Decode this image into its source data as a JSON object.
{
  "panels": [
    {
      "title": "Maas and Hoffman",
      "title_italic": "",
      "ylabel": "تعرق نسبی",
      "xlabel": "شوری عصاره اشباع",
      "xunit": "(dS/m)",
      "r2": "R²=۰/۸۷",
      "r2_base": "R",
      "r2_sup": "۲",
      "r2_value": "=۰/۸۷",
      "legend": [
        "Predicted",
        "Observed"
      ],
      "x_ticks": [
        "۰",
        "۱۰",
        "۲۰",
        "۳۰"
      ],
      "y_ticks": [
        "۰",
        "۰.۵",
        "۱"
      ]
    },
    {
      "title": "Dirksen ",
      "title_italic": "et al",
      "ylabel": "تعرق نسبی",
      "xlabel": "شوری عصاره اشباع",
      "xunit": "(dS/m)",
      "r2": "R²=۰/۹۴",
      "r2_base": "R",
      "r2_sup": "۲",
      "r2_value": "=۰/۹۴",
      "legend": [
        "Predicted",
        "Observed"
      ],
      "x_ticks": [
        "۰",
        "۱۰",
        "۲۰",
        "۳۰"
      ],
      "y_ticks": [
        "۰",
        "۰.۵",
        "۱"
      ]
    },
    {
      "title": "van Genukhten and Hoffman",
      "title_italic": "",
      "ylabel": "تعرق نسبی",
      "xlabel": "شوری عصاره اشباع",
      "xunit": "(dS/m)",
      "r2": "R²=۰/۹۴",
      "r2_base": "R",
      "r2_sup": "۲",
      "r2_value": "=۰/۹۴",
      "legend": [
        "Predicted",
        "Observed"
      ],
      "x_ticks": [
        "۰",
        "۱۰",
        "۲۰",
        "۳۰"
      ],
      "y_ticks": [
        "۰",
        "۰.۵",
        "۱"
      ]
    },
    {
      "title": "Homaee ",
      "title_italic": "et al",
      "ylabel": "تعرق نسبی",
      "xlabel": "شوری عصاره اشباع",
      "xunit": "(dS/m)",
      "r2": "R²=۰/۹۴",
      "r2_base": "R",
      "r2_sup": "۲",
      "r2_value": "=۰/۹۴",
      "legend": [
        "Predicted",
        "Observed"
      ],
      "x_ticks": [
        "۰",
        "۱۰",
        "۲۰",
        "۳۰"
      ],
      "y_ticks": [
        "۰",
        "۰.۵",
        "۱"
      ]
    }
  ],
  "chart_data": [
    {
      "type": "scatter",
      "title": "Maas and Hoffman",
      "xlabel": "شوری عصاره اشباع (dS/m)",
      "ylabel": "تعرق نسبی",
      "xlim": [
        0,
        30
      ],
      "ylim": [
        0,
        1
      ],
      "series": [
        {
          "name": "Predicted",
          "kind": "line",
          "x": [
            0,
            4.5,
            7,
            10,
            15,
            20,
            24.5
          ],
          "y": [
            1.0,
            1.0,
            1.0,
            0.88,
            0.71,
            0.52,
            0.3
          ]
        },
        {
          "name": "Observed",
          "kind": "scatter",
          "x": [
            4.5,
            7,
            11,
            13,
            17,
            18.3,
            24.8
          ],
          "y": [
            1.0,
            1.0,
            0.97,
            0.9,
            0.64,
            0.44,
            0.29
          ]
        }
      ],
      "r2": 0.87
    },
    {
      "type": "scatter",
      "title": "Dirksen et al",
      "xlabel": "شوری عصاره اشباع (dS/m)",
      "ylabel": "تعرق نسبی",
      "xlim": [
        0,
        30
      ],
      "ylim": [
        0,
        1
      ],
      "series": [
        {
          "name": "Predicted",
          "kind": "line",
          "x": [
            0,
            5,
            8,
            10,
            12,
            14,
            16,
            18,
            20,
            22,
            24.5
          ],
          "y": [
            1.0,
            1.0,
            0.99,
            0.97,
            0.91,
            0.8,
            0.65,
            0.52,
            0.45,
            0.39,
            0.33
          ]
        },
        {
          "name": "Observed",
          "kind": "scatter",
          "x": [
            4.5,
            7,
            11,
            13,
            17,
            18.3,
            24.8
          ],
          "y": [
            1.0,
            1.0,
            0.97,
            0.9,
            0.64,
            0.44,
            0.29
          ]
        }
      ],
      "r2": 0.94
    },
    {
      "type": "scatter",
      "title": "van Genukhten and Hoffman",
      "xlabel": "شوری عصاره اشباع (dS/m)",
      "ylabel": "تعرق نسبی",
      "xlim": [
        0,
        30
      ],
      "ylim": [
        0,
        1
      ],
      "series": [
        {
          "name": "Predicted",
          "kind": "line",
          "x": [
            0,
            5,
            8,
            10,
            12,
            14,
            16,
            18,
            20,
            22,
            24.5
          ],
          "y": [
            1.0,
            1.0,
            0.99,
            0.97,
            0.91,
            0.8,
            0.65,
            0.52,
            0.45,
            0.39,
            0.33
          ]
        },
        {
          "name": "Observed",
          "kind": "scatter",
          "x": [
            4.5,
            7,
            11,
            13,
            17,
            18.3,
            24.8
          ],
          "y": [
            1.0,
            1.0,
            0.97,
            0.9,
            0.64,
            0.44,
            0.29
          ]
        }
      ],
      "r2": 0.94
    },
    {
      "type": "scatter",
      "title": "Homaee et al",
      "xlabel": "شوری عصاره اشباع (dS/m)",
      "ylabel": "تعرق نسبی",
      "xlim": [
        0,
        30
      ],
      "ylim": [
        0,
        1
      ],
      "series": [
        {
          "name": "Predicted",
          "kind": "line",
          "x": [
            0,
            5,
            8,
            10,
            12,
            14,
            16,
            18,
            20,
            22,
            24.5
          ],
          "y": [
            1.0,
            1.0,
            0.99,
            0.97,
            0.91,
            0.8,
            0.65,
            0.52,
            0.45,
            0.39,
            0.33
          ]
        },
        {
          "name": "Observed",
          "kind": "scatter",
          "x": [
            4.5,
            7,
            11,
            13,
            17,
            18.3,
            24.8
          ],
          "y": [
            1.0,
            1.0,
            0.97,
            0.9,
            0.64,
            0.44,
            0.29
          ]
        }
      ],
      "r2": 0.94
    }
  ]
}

Task description: Recite the full listing above exactly.

Reply:
Decode this image into its source data as a JSON object.
{
  "panels": [
    {
      "title": "Maas and Hoffman",
      "title_italic": "",
      "ylabel": "تعرق نسبی",
      "xlabel": "شوری عصاره اشباع",
      "xunit": "(dS/m)",
      "r2": "R²=۰/۸۷",
      "r2_base": "R",
      "r2_sup": "۲",
      "r2_value": "=۰/۸۷",
      "legend": [
        "Predicted",
        "Observed"
      ],
      "x_ticks": [
        "۰",
        "۱۰",
        "۲۰",
        "۳۰"
      ],
      "y_ticks": [
        "۰",
        "۰.۵",
        "۱"
      ]
    },
    {
      "title": "Dirksen ",
      "title_italic": "et al",
      "ylabel": "تعرق نسبی",
      "xlabel": "شوری عصاره اشباع",
      "xunit": "(dS/m)",
      "r2": "R²=۰/۹۴",
      "r2_base": "R",
      "r2_sup": "۲",
      "r2_value": "=۰/۹۴",
      "legend": [
        "Predicted",
        "Observed"
      ],
      "x_ticks": [
        "۰",
        "۱۰",
        "۲۰",
        "۳۰"
      ],
      "y_ticks": [
        "۰",
        "۰.۵",
        "۱"
      ]
    },
    {
      "title": "van Genukhten and Hoffman",
      "title_italic": "",
      "ylabel": "تعرق نسبی",
      "xlabel": "شوری عصاره اشباع",
      "xunit": "(dS/m)",
      "r2": "R²=۰/۹۴",
      "r2_base": "R",
      "r2_sup": "۲",
      "r2_value": "=۰/۹۴",
      "legend": [
        "Predicted",
        "Observed"
      ],
      "x_ticks": [
        "۰",
        "۱۰",
        "۲۰",
        "۳۰"
      ],
      "y_ticks": [
        "۰",
        "۰.۵",
        "۱"
      ]
    },
    {
      "title": "Homaee ",
      "title_italic": "et al",
      "ylabel": "تعرق نسبی",
      "xlabel": "شوری عصاره اشباع",
      "xunit": "(dS/m)",
      "r2": "R²=۰/۹۴",
      "r2_base": "R",
      "r2_sup": "۲",
      "r2_value": "=۰/۹۴",
      "legend": [
        "Predicted",
        "Observed"
      ],
      "x_ticks": [
        "۰",
        "۱۰",
        "۲۰",
        "۳۰"
      ],
      "y_ticks": [
        "۰",
        "۰.۵",
        "۱"
      ]
    }
  ],
  "chart_data": [
    {
      "type": "scatter",
      "title": "Maas and Hoffman",
      "xlabel": "شوری عصاره اشباع (dS/m)",
      "ylabel": "تعرق نسبی",
      "xlim": [
        0,
        30
      ],
      "ylim": [
        0,
        1
      ],
      "series": [
        {
          "name": "Predicted",
          "kind": "line",
          "x": [
            0,
            4.5,
            7,
            10,
            15,
            20,
            24.5
          ],
          "y": [
            1.0,
            1.0,
            1.0,
            0.88,
            0.71,
            0.52,
            0.3
          ]
        },
        {
          "name": "Observed",
          "kind": "scatter",
          "x": [
            4.5,
            7,
            11,
            13,
            17,
            18.3,
            24.8
          ],
          "y": [
            1.0,
            1.0,
            0.97,
            0.9,
            0.64,
            0.44,
            0.29
          ]
        }
      ],
      "r2": 0.87
    },
    {
      "type": "scatter",
      "title": "Dirksen et al",
      "xlabel": "شوری عصاره اشباع (dS/m)",
      "ylabel": "تعرق نسبی",
      "xlim": [
        0,
        30
      ],
      "ylim": [
        0,
        1
      ],
      "series": [
        {
          "name": "Predicted",
          "kind": "line",
          "x": [
            0,
            5,
            8,
            10,
            12,
            14,
            16,
            18,
            20,
            22,
            24.5
          ],
          "y": [
            1.0,
            1.0,
            0.99,
            0.97,
            0.91,
            0.8,
            0.65,
            0.52,
            0.45,
            0.39,
            0.33
          ]
        },
        {
          "name": "Observed",
          "kind": "scatter",
          "x": [
            4.5,
            7,
            11,
            13,
            17,
            18.3,
            24.8
          ],
          "y": [
            1.0,
            1.0,
            0.97,
            0.9,
            0.64,
            0.44,
            0.29
          ]
        }
      ],
      "r2": 0.94
    },
    {
      "type": "scatter",
      "title": "van Genukhten and Hoffman",
      "xlabel": "شوری عصاره اشباع (dS/m)",
      "ylabel": "تعرق نسبی",
      "xlim": [
        0,
        30
      ],
      "ylim": [
        0,
        1
      ],
      "series": [
        {
          "name": "Predicted",
          "kind": "line",
          "x": [
            0,
            5,
            8,
            10,
            12,
            14,
            16,
            18,
            20,
            22,
            24.5
          ],
          "y": [
            1.0,
            1.0,
            0.99,
            0.97,
            0.91,
            0.8,
            0.65,
            0.52,
            0.45,
            0.39,
            0.33
          ]
        },
        {
          "name": "Observed",
          "kind": "scatter",
          "x": [
            4.5,
            7,
            11,
            13,
            17,
            18.3,
            24.8
          ],
          "y": [
            1.0,
            1.0,
            0.97,
            0.9,
            0.64,
            0.44,
            0.29
          ]
        }
      ],
      "r2": 0.94
    },
    {
      "type": "scatter",
      "title": "Homaee et al",
      "xlabel": "شوری عصاره اشباع (dS/m)",
      "ylabel": "تعرق نسبی",
      "xlim": [
        0,
        30
      ],
      "ylim": [
        0,
        1
      ],
      "series": [
        {
          "name": "Predicted",
          "kind": "line",
          "x": [
            0,
            5,
            8,
            10,
            12,
            14,
            16,
            18,
            20,
            22,
            24.5
          ],
          "y": [
            1.0,
            1.0,
            0.99,
            0.97,
            0.91,
            0.8,
            0.65,
            0.52,
            0.45,
            0.39,
            0.33
          ]
        },
        {
          "name": "Observed",
          "kind": "scatter",
          "x": [
            4.5,
            7,
            11,
            13,
            17,
            18.3,
            24.8
          ],
          "y": [
            1.0,
            1.0,
            0.97,
            0.9,
            0.64,
            0.44,
            0.29
          ]
        }
      ],
      "r2": 0.94
    }
  ]
}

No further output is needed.